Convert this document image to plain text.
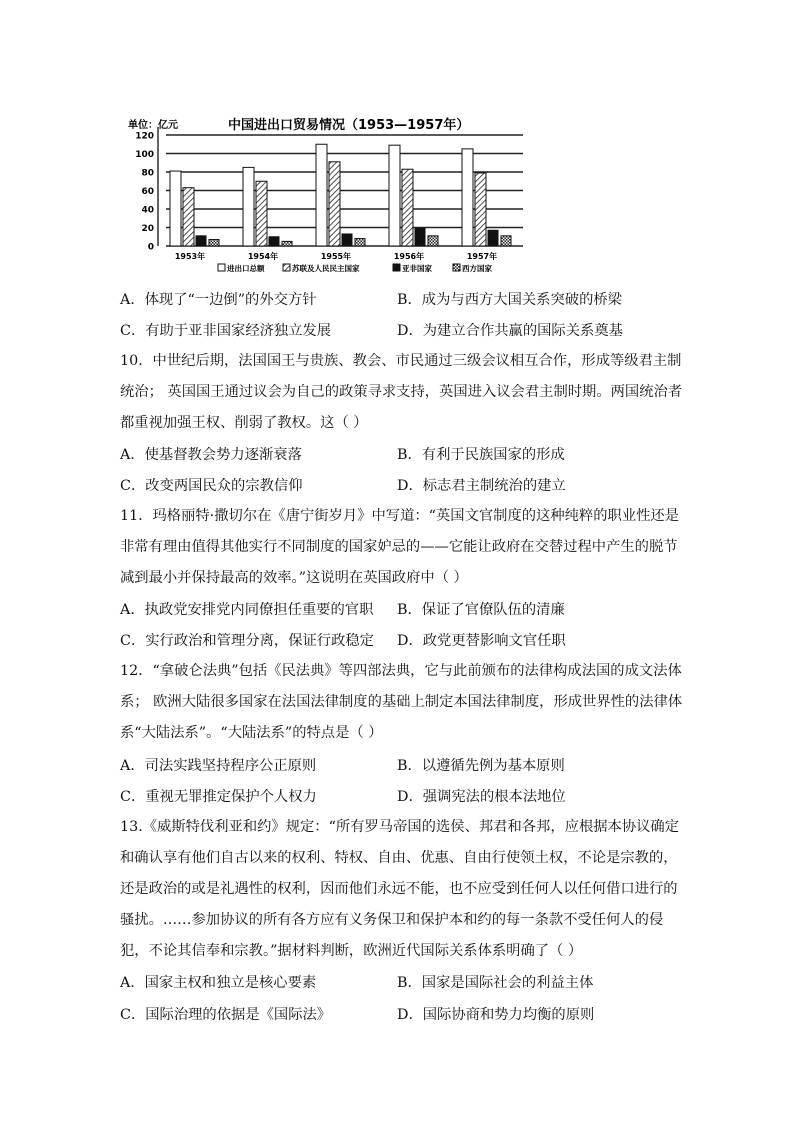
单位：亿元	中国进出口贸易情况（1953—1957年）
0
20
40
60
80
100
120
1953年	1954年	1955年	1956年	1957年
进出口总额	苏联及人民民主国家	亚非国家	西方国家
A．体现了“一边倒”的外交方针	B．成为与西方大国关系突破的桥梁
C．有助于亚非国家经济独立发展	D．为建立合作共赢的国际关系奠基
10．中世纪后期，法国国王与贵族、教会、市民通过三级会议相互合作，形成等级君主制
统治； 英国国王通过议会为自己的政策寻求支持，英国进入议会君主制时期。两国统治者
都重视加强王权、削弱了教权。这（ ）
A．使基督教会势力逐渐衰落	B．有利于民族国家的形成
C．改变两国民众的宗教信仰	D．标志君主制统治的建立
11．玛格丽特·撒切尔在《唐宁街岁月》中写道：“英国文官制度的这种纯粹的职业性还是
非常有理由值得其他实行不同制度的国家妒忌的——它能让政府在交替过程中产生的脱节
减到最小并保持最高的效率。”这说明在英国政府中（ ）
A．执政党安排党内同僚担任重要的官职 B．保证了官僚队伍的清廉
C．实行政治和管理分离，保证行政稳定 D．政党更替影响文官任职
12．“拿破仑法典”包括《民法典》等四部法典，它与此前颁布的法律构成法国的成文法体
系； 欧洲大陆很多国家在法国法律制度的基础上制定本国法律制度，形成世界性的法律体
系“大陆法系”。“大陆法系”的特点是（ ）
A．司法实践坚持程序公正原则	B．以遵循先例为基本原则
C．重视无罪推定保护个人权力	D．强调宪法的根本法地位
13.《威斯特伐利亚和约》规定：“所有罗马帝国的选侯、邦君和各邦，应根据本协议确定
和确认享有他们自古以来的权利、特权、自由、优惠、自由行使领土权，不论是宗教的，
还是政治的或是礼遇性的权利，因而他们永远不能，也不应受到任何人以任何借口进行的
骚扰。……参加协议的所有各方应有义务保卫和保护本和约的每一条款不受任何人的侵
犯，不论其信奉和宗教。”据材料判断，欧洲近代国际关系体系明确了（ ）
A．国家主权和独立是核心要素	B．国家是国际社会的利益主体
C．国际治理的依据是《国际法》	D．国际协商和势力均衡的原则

◆ Written task
Leave out the pictures and give the listing above again exactly.

◆ Task result
Convert this document image to plain text.
单位：亿元	中国进出口贸易情况（1953—1957年）
0
20
40
60
80
100
120
1953年	1954年	1955年	1956年	1957年
进出口总额	苏联及人民民主国家	亚非国家	西方国家
A．体现了“一边倒”的外交方针	B．成为与西方大国关系突破的桥梁
C．有助于亚非国家经济独立发展	D．为建立合作共赢的国际关系奠基
10．中世纪后期，法国国王与贵族、教会、市民通过三级会议相互合作，形成等级君主制
统治； 英国国王通过议会为自己的政策寻求支持，英国进入议会君主制时期。两国统治者
都重视加强王权、削弱了教权。这（ ）
A．使基督教会势力逐渐衰落	B．有利于民族国家的形成
C．改变两国民众的宗教信仰	D．标志君主制统治的建立
11．玛格丽特·撒切尔在《唐宁街岁月》中写道：“英国文官制度的这种纯粹的职业性还是
非常有理由值得其他实行不同制度的国家妒忌的——它能让政府在交替过程中产生的脱节
减到最小并保持最高的效率。”这说明在英国政府中（ ）
A．执政党安排党内同僚担任重要的官职 B．保证了官僚队伍的清廉
C．实行政治和管理分离，保证行政稳定 D．政党更替影响文官任职
12．“拿破仑法典”包括《民法典》等四部法典，它与此前颁布的法律构成法国的成文法体
系； 欧洲大陆很多国家在法国法律制度的基础上制定本国法律制度，形成世界性的法律体
系“大陆法系”。“大陆法系”的特点是（ ）
A．司法实践坚持程序公正原则	B．以遵循先例为基本原则
C．重视无罪推定保护个人权力	D．强调宪法的根本法地位
13.《威斯特伐利亚和约》规定：“所有罗马帝国的选侯、邦君和各邦，应根据本协议确定
和确认享有他们自古以来的权利、特权、自由、优惠、自由行使领土权，不论是宗教的，
还是政治的或是礼遇性的权利，因而他们永远不能，也不应受到任何人以任何借口进行的
骚扰。……参加协议的所有各方应有义务保卫和保护本和约的每一条款不受任何人的侵
犯，不论其信奉和宗教。”据材料判断，欧洲近代国际关系体系明确了（ ）
A．国家主权和独立是核心要素	B．国家是国际社会的利益主体
C．国际治理的依据是《国际法》	D．国际协商和势力均衡的原则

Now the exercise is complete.